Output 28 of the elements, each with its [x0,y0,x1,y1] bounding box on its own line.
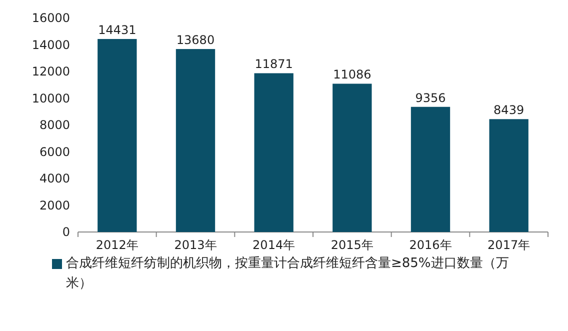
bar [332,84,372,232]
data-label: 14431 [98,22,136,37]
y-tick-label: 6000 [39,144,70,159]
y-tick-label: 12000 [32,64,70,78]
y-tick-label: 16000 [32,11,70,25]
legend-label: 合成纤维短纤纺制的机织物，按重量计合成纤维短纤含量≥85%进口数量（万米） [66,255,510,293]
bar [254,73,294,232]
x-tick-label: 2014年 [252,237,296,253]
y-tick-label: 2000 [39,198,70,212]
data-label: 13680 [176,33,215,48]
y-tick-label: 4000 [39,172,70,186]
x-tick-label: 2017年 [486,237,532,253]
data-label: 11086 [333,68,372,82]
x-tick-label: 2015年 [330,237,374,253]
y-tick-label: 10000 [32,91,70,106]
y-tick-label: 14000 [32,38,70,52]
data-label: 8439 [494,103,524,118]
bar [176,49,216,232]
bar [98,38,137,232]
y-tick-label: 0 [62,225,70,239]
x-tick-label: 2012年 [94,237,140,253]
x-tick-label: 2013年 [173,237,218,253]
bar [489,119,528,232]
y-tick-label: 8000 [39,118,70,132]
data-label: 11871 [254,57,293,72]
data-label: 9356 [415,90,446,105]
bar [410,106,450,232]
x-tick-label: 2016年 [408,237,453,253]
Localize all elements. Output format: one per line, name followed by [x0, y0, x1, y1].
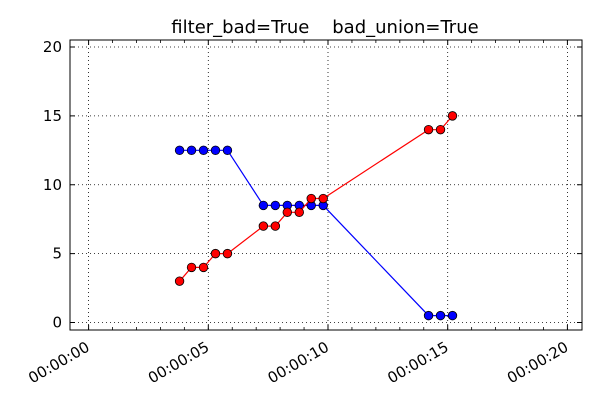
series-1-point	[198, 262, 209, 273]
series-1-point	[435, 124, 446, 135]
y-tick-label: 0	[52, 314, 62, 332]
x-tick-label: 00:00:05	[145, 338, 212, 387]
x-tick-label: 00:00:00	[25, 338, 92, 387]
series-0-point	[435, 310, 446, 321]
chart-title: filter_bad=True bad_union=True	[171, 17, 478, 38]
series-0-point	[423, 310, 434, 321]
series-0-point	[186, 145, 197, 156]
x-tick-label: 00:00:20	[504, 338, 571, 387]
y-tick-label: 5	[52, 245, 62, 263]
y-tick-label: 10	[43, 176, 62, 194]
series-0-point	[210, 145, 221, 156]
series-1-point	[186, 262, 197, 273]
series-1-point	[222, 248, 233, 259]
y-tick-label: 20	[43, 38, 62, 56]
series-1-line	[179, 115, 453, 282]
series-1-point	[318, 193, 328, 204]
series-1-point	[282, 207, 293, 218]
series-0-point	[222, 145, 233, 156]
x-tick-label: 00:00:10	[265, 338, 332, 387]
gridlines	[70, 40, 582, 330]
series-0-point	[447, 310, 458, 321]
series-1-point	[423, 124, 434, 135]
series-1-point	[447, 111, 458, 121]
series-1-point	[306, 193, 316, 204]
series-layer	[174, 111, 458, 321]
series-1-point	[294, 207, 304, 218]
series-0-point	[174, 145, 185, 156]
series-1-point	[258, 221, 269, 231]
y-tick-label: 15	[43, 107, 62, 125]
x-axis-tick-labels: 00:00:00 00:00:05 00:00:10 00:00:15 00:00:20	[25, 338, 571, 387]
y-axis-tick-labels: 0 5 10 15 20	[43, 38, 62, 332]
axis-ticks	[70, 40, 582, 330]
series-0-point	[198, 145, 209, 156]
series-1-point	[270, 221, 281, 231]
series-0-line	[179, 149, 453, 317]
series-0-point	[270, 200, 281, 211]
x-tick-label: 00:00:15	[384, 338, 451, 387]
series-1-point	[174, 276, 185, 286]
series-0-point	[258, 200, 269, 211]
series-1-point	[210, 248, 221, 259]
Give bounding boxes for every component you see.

··········

EXERCISE GOAL - Copy out the whole listing again, putting "value-label" in place of "data-label" each time it appears and changing nothing else. Leave out the pictures.

TASK RESULT -
Output 28 of the elements, each with its [x0,y0,x1,y1] bounding box on its own line.
bar [332,84,372,232]
value-label: 14431 [98,22,136,37]
y-tick-label: 6000 [39,144,70,159]
y-tick-label: 12000 [32,64,70,78]
y-tick-label: 16000 [32,11,70,25]
legend-label: 合成纤维短纤纺制的机织物，按重量计合成纤维短纤含量≥85%进口数量（万米） [66,255,510,293]
bar [254,73,294,232]
x-tick-label: 2014年 [252,237,296,253]
y-tick-label: 2000 [39,198,70,212]
value-label: 13680 [176,33,215,48]
y-tick-label: 4000 [39,172,70,186]
x-tick-label: 2017年 [486,237,532,253]
value-label: 11086 [333,68,372,82]
x-tick-label: 2015年 [330,237,374,253]
y-tick-label: 10000 [32,91,70,106]
y-tick-label: 14000 [32,38,70,52]
value-label: 8439 [494,103,524,118]
bar [176,49,216,232]
bar [98,38,137,232]
y-tick-label: 0 [62,225,70,239]
x-tick-label: 2012年 [94,237,140,253]
x-tick-label: 2013年 [173,237,218,253]
bar [489,119,528,232]
y-tick-label: 8000 [39,118,70,132]
value-label: 11871 [254,57,293,72]
value-label: 9356 [415,90,446,105]
bar [410,106,450,232]
x-tick-label: 2016年 [408,237,453,253]
Localize all elements. Output format: one per line, name followed by [x0, y0, x1, y1].
series-1-point	[198, 262, 209, 273]
series-1-point	[435, 124, 446, 135]
y-tick-label: 0	[52, 314, 62, 332]
x-tick-label: 00:00:05	[145, 338, 212, 387]
x-tick-label: 00:00:00	[25, 338, 92, 387]
series-0-point	[435, 310, 446, 321]
chart-title: filter_bad=True bad_union=True	[171, 17, 478, 38]
series-0-point	[423, 310, 434, 321]
series-0-point	[186, 145, 197, 156]
x-tick-label: 00:00:20	[504, 338, 571, 387]
y-tick-label: 5	[52, 245, 62, 263]
y-tick-label: 10	[43, 176, 62, 194]
series-0-point	[210, 145, 221, 156]
series-1-point	[186, 262, 197, 273]
series-1-point	[222, 248, 233, 259]
y-tick-label: 20	[43, 38, 62, 56]
series-1-line	[179, 115, 453, 282]
series-1-point	[318, 193, 328, 204]
series-1-point	[282, 207, 293, 218]
series-0-point	[222, 145, 233, 156]
x-tick-label: 00:00:10	[265, 338, 332, 387]
gridlines	[70, 40, 582, 330]
series-0-point	[447, 310, 458, 321]
series-1-point	[423, 124, 434, 135]
series-1-point	[447, 111, 458, 121]
series-1-point	[306, 193, 316, 204]
series-layer	[174, 111, 458, 321]
series-1-point	[294, 207, 304, 218]
series-0-point	[174, 145, 185, 156]
series-1-point	[258, 221, 269, 231]
y-tick-label: 15	[43, 107, 62, 125]
x-axis-tick-labels: 00:00:00 00:00:05 00:00:10 00:00:15 00:00:20	[25, 338, 571, 387]
y-axis-tick-labels: 0 5 10 15 20	[43, 38, 62, 332]
axis-ticks	[70, 40, 582, 330]
series-0-point	[198, 145, 209, 156]
series-1-point	[270, 221, 281, 231]
series-0-line	[179, 149, 453, 317]
series-0-point	[270, 200, 281, 211]
x-tick-label: 00:00:15	[384, 338, 451, 387]
series-1-point	[174, 276, 185, 286]
series-0-point	[258, 200, 269, 211]
series-1-point	[210, 248, 221, 259]
Give bounding boxes for every component you see.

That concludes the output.